Task objective -
Search the data for the string "JSON" and extract every line where it appears.
═══ Rows
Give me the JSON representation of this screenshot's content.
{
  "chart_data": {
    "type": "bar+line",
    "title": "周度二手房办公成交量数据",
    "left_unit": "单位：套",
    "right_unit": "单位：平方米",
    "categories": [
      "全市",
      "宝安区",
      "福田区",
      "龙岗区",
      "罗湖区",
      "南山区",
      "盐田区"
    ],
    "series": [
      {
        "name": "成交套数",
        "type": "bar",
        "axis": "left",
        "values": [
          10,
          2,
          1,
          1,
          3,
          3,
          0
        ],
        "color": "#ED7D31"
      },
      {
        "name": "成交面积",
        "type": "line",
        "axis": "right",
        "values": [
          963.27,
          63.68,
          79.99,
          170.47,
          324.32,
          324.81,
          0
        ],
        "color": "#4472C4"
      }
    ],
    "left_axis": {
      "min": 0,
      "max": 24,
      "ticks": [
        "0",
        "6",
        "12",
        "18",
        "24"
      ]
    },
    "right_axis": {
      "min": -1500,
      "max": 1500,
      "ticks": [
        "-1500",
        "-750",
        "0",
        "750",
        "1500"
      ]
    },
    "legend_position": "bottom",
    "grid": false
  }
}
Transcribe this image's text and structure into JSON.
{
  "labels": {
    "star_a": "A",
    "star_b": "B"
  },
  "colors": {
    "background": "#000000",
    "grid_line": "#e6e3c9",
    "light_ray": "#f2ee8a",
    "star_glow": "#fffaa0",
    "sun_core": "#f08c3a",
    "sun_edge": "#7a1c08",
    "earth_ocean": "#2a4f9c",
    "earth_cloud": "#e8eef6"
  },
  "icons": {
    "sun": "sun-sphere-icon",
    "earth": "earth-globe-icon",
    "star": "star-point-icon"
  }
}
══════
Result of the exercise -
Give me the JSON representation of this screenshot's content.
Transcribe this image's text and structure into JSON.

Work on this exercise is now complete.